Reproduce the listing exactly and skip over any pictures.

## [Dataset listings of figures]
☆ ☆ ☆ ☆

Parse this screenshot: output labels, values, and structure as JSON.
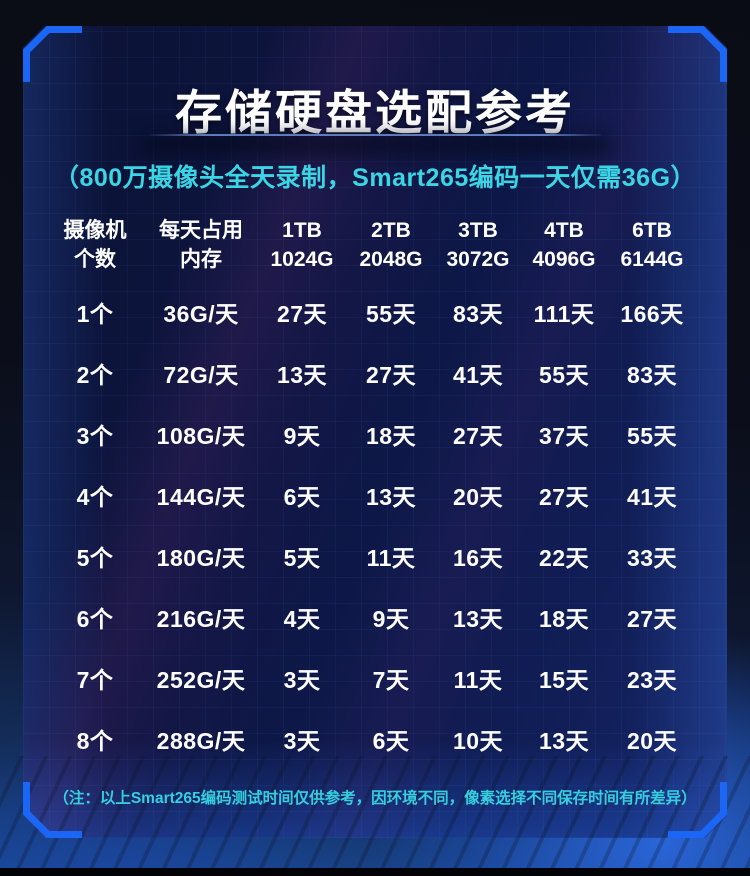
{
  "chart_data": {
    "type": "table",
    "title": "存储硬盘选配参考",
    "subtitle": "（800万摄像头全天录制，Smart265编码一天仅需36G）",
    "footnote": "（注：以上Smart265编码测试时间仅供参考，因环境不同，像素选择不同保存时间有所差异）",
    "columns": [
      {
        "line1": "摄像机",
        "line2": "个数"
      },
      {
        "line1": "每天占用",
        "line2": "内存"
      },
      {
        "line1": "1TB",
        "line2": "1024G"
      },
      {
        "line1": "2TB",
        "line2": "2048G"
      },
      {
        "line1": "3TB",
        "line2": "3072G"
      },
      {
        "line1": "4TB",
        "line2": "4096G"
      },
      {
        "line1": "6TB",
        "line2": "6144G"
      }
    ],
    "rows": [
      [
        "1个",
        "36G/天",
        "27天",
        "55天",
        "83天",
        "111天",
        "166天"
      ],
      [
        "2个",
        "72G/天",
        "13天",
        "27天",
        "41天",
        "55天",
        "83天"
      ],
      [
        "3个",
        "108G/天",
        "9天",
        "18天",
        "27天",
        "37天",
        "55天"
      ],
      [
        "4个",
        "144G/天",
        "6天",
        "13天",
        "20天",
        "27天",
        "41天"
      ],
      [
        "5个",
        "180G/天",
        "5天",
        "11天",
        "16天",
        "22天",
        "33天"
      ],
      [
        "6个",
        "216G/天",
        "4天",
        "9天",
        "13天",
        "18天",
        "27天"
      ],
      [
        "7个",
        "252G/天",
        "3天",
        "7天",
        "11天",
        "15天",
        "23天"
      ],
      [
        "8个",
        "288G/天",
        "3天",
        "6天",
        "10天",
        "13天",
        "20天"
      ]
    ],
    "legend_position": "none",
    "grid": true
  },
  "colors": {
    "bracket_blue": "#1b66f5",
    "cyan_text": "#3bd6e6",
    "table_text": "#ffffff",
    "panel_background": "#0d1544",
    "outer_glow_blue": "#2767e0"
  }
}
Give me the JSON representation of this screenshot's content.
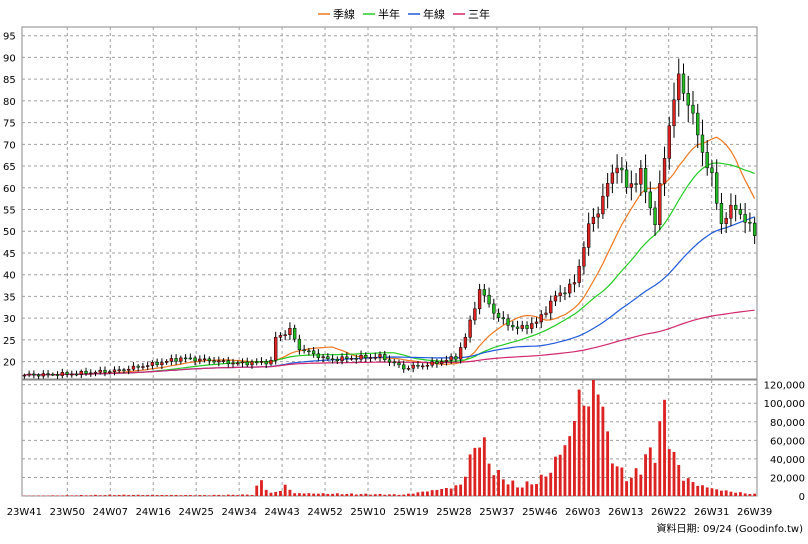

☆ ☆ ☆ ☆

## [The solution]
Parse this screenshot: output labels, values, and structure as JSON.
{
  "chart_data": {
    "type": "table",
    "title": "存储硬盘选配参考",
    "subtitle": "（800万摄像头全天录制，Smart265编码一天仅需36G）",
    "footnote": "（注：以上Smart265编码测试时间仅供参考，因环境不同，像素选择不同保存时间有所差异）",
    "columns": [
      {
        "line1": "摄像机",
        "line2": "个数"
      },
      {
        "line1": "每天占用",
        "line2": "内存"
      },
      {
        "line1": "1TB",
        "line2": "1024G"
      },
      {
        "line1": "2TB",
        "line2": "2048G"
      },
      {
        "line1": "3TB",
        "line2": "3072G"
      },
      {
        "line1": "4TB",
        "line2": "4096G"
      },
      {
        "line1": "6TB",
        "line2": "6144G"
      }
    ],
    "rows": [
      [
        "1个",
        "36G/天",
        "27天",
        "55天",
        "83天",
        "111天",
        "166天"
      ],
      [
        "2个",
        "72G/天",
        "13天",
        "27天",
        "41天",
        "55天",
        "83天"
      ],
      [
        "3个",
        "108G/天",
        "9天",
        "18天",
        "27天",
        "37天",
        "55天"
      ],
      [
        "4个",
        "144G/天",
        "6天",
        "13天",
        "20天",
        "27天",
        "41天"
      ],
      [
        "5个",
        "180G/天",
        "5天",
        "11天",
        "16天",
        "22天",
        "33天"
      ],
      [
        "6个",
        "216G/天",
        "4天",
        "9天",
        "13天",
        "18天",
        "27天"
      ],
      [
        "7个",
        "252G/天",
        "3天",
        "7天",
        "11天",
        "15天",
        "23天"
      ],
      [
        "8个",
        "288G/天",
        "3天",
        "6天",
        "10天",
        "13天",
        "20天"
      ]
    ],
    "legend_position": "none",
    "grid": true
  },
  "colors": {
    "bracket_blue": "#1b66f5",
    "cyan_text": "#3bd6e6",
    "table_text": "#ffffff",
    "panel_background": "#0d1544",
    "outer_glow_blue": "#2767e0"
  }
}
Give me the JSON representation of this screenshot's content.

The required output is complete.